Provided entries =
====
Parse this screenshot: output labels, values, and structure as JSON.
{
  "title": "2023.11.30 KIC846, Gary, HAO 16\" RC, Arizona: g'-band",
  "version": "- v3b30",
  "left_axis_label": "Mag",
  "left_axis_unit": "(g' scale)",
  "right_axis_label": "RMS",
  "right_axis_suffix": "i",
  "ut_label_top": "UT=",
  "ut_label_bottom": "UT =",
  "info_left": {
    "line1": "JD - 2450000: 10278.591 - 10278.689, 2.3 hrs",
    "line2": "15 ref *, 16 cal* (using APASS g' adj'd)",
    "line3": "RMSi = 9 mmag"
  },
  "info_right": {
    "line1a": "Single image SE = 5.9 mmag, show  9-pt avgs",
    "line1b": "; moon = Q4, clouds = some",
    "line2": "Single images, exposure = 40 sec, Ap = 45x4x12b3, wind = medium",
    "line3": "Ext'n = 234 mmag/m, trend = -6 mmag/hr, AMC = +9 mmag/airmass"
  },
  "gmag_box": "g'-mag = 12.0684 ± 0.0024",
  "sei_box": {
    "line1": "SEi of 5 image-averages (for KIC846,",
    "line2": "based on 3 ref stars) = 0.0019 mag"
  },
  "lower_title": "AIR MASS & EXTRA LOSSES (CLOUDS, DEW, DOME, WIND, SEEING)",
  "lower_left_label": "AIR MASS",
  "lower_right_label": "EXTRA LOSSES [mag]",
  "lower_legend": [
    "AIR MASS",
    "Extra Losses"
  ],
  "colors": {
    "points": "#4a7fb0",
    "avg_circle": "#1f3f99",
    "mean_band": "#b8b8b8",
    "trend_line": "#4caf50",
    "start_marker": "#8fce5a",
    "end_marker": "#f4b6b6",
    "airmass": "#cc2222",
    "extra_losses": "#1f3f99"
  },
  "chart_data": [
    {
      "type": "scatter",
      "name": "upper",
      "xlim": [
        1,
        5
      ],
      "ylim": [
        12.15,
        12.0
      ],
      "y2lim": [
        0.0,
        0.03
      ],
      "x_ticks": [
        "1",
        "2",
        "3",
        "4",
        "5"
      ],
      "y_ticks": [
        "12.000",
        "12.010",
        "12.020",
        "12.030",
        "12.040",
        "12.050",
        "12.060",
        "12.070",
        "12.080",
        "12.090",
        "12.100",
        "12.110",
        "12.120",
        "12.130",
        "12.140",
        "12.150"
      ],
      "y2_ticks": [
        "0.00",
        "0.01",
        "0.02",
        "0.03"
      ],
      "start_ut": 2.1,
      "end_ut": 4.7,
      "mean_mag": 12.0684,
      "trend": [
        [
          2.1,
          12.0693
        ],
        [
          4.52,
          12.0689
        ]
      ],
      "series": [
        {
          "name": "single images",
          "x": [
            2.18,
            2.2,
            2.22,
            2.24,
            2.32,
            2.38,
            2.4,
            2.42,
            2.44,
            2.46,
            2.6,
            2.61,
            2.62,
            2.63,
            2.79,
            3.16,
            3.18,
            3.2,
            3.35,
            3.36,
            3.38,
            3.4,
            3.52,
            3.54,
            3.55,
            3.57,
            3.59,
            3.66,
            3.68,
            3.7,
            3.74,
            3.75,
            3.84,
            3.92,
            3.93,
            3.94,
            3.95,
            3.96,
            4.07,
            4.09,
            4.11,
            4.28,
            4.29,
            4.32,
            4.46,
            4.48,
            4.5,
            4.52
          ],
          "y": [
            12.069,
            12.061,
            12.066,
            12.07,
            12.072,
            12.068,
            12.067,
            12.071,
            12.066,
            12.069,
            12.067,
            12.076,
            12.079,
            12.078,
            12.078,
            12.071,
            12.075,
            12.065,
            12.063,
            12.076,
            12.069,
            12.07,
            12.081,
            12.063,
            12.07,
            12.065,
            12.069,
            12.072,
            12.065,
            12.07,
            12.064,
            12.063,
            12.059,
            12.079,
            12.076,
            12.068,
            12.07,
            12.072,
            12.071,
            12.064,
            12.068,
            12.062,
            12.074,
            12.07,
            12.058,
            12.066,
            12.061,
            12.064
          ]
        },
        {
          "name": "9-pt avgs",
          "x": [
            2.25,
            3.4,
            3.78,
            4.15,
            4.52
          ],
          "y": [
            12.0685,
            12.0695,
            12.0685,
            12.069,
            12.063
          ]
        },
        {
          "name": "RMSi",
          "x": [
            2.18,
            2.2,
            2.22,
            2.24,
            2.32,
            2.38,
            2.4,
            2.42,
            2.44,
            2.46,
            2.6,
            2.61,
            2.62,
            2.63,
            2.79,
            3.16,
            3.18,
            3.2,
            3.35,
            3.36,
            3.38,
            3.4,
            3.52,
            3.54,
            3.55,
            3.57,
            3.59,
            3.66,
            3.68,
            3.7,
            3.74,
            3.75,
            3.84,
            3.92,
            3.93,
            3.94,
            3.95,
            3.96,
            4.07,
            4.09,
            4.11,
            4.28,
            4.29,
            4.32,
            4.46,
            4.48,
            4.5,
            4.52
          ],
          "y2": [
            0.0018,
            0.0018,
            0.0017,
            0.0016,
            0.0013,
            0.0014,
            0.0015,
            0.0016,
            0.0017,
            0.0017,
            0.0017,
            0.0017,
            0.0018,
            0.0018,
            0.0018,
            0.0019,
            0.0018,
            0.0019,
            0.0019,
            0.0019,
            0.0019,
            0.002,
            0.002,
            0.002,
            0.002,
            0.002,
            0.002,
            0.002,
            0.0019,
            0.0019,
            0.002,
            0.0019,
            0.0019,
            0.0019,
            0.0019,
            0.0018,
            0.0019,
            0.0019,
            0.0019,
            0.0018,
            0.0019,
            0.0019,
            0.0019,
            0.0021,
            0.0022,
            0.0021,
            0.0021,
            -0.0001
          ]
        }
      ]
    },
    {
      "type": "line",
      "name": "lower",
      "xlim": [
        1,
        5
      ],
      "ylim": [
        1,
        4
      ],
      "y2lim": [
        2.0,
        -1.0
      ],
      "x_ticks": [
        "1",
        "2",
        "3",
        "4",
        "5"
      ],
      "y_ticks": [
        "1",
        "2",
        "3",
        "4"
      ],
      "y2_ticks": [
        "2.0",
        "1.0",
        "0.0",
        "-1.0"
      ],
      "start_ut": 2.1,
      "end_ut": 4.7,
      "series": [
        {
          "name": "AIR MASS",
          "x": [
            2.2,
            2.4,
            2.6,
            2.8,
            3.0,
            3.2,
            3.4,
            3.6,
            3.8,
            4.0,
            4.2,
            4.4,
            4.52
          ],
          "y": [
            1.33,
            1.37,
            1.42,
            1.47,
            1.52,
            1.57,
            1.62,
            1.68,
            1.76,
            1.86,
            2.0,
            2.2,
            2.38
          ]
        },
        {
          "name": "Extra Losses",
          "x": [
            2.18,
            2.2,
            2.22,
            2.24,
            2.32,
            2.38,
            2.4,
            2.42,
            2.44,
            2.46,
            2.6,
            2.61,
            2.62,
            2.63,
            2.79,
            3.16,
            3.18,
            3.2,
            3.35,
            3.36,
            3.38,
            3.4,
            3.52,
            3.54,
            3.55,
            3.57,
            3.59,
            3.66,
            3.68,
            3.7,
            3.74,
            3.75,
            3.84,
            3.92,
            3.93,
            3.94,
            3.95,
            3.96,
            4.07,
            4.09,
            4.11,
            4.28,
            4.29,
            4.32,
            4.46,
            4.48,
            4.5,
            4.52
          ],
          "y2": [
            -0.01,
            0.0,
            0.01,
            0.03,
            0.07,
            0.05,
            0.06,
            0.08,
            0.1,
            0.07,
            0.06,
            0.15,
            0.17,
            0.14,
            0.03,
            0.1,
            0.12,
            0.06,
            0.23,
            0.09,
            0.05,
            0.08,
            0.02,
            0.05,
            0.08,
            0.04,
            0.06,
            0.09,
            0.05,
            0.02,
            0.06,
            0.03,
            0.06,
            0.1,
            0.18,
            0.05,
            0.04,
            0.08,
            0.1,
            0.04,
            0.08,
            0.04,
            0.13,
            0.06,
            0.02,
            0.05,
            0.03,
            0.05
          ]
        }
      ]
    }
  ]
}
====
To be done =
Read the entries and show each line that mentions "images".

Finished exercise =
    "line2": "Single images, exposure = 40 sec, Ap = 45x4x12b3, wind = medium",
          "name": "single images",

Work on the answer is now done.